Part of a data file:
--- --- ---

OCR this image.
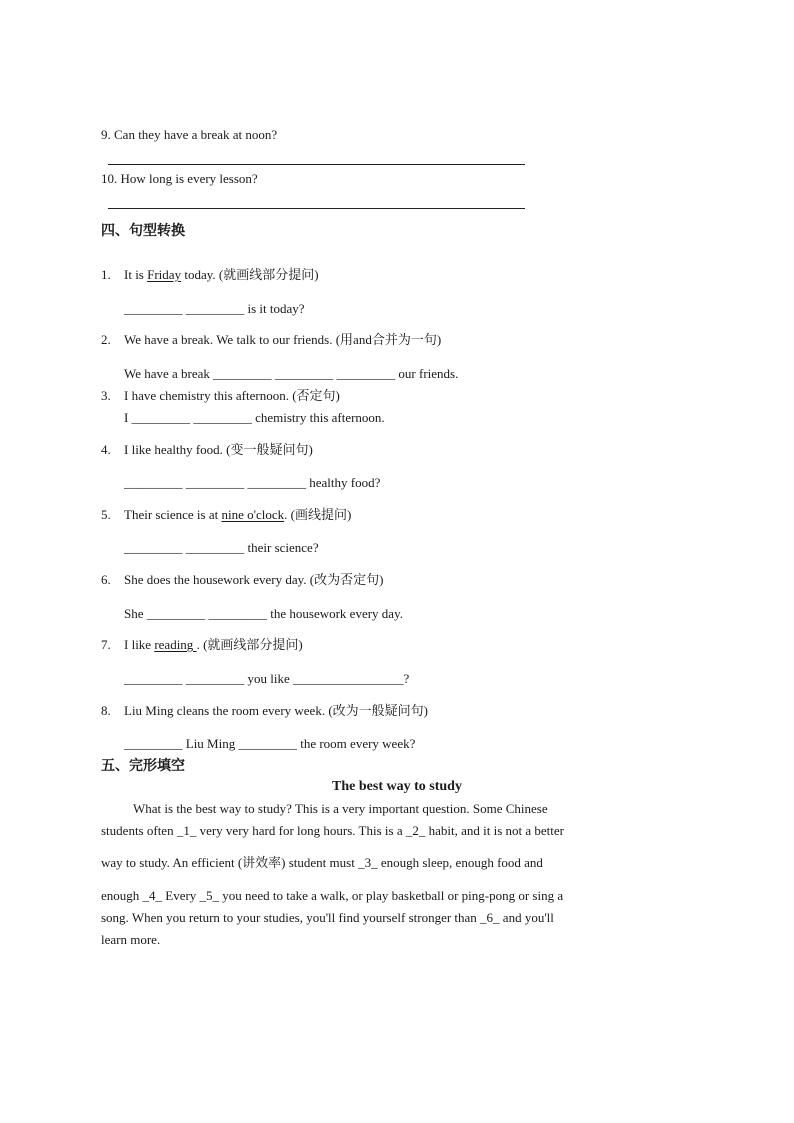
9. Can they have a break at noon?
10. How long is every lesson?
四、句型转换
1. It is Friday today. (就画线部分提问)
_________ _________ is it today?
2. We have a break. We talk to our friends. (用and合并为一句)
We have a break _________ _________ _________ our friends.
3. I have chemistry this afternoon. (否定句)
I _________ _________ chemistry this afternoon.
4. I like healthy food. (变一般疑问句)
_________ _________ _________ healthy food?
5. Their science is at nine o'clock. (画线提问)
_________ _________ their science?
6. She does the housework every day. (改为否定句)
She _________ _________ the housework every day.
7. I like reading . (就画线部分提问)
_________ _________ you like _________________?
8. Liu Ming cleans the room every week. (改为一般疑问句)
_________ Liu Ming _________ the room every week?
五、完形填空
The best way to study
What is the best way to study? This is a very important question. Some Chinese
students often _1_ very very hard for long hours. This is a _2_ habit, and it is not a better
way to study. An efficient (讲效率) student must _3_ enough sleep, enough food and
enough _4_ Every _5_ you need to take a walk, or play basketball or ping-pong or sing a
song. When you return to your studies, you'll find yourself stronger than _6_ and you'll
learn more.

--- --- ---

AIM OF THE EXERCISE:
Copy all lines from the listing that contain "week".

RESPONSE:
8. Liu Ming cleans the room every week. (改为一般疑问句)
_________ Liu Ming _________ the room every week?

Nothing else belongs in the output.